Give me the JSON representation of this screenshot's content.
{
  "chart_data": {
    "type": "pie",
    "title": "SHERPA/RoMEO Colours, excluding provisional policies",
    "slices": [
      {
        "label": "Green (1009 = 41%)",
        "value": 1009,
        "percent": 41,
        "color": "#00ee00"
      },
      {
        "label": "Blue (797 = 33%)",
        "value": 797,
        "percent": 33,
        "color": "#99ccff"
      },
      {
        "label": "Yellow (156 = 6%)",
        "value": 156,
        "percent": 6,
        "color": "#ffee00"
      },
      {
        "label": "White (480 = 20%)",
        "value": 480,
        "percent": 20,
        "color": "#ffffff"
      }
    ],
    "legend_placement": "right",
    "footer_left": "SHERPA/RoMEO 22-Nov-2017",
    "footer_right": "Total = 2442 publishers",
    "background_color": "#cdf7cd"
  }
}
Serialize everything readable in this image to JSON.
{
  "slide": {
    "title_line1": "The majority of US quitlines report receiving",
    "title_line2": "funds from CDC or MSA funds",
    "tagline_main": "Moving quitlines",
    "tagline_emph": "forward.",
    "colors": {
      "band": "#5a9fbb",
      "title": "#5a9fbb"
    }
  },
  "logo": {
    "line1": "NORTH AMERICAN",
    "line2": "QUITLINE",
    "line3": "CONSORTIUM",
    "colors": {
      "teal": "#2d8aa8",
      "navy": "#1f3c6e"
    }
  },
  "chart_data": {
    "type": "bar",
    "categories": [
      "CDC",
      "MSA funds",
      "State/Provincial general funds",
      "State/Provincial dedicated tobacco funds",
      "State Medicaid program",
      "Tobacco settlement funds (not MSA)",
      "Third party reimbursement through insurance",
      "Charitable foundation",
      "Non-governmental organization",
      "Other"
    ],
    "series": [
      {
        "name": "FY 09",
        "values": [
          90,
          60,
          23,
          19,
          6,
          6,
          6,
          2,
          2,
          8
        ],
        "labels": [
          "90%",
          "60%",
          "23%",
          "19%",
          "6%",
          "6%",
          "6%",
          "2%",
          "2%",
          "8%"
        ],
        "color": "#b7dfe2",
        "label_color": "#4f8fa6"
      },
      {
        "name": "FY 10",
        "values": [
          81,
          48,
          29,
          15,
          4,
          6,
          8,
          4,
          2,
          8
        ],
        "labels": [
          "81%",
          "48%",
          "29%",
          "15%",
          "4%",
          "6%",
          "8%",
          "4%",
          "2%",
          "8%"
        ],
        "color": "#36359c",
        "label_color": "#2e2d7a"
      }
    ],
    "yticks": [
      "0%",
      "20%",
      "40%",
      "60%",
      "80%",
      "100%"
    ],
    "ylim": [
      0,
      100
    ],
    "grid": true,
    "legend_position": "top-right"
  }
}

* [Task prompt] Without changing a word, restate the whole listing.

* [Final answer]
Give me the JSON representation of this screenshot's content.
{
  "chart_data": {
    "type": "pie",
    "title": "SHERPA/RoMEO Colours, excluding provisional policies",
    "slices": [
      {
        "label": "Green (1009 = 41%)",
        "value": 1009,
        "percent": 41,
        "color": "#00ee00"
      },
      {
        "label": "Blue (797 = 33%)",
        "value": 797,
        "percent": 33,
        "color": "#99ccff"
      },
      {
        "label": "Yellow (156 = 6%)",
        "value": 156,
        "percent": 6,
        "color": "#ffee00"
      },
      {
        "label": "White (480 = 20%)",
        "value": 480,
        "percent": 20,
        "color": "#ffffff"
      }
    ],
    "legend_placement": "right",
    "footer_left": "SHERPA/RoMEO 22-Nov-2017",
    "footer_right": "Total = 2442 publishers",
    "background_color": "#cdf7cd"
  }
}
Serialize everything readable in this image to JSON.
{
  "slide": {
    "title_line1": "The majority of US quitlines report receiving",
    "title_line2": "funds from CDC or MSA funds",
    "tagline_main": "Moving quitlines",
    "tagline_emph": "forward.",
    "colors": {
      "band": "#5a9fbb",
      "title": "#5a9fbb"
    }
  },
  "logo": {
    "line1": "NORTH AMERICAN",
    "line2": "QUITLINE",
    "line3": "CONSORTIUM",
    "colors": {
      "teal": "#2d8aa8",
      "navy": "#1f3c6e"
    }
  },
  "chart_data": {
    "type": "bar",
    "categories": [
      "CDC",
      "MSA funds",
      "State/Provincial general funds",
      "State/Provincial dedicated tobacco funds",
      "State Medicaid program",
      "Tobacco settlement funds (not MSA)",
      "Third party reimbursement through insurance",
      "Charitable foundation",
      "Non-governmental organization",
      "Other"
    ],
    "series": [
      {
        "name": "FY 09",
        "values": [
          90,
          60,
          23,
          19,
          6,
          6,
          6,
          2,
          2,
          8
        ],
        "labels": [
          "90%",
          "60%",
          "23%",
          "19%",
          "6%",
          "6%",
          "6%",
          "2%",
          "2%",
          "8%"
        ],
        "color": "#b7dfe2",
        "label_color": "#4f8fa6"
      },
      {
        "name": "FY 10",
        "values": [
          81,
          48,
          29,
          15,
          4,
          6,
          8,
          4,
          2,
          8
        ],
        "labels": [
          "81%",
          "48%",
          "29%",
          "15%",
          "4%",
          "6%",
          "8%",
          "4%",
          "2%",
          "8%"
        ],
        "color": "#36359c",
        "label_color": "#2e2d7a"
      }
    ],
    "yticks": [
      "0%",
      "20%",
      "40%",
      "60%",
      "80%",
      "100%"
    ],
    "ylim": [
      0,
      100
    ],
    "grid": true,
    "legend_position": "top-right"
  }
}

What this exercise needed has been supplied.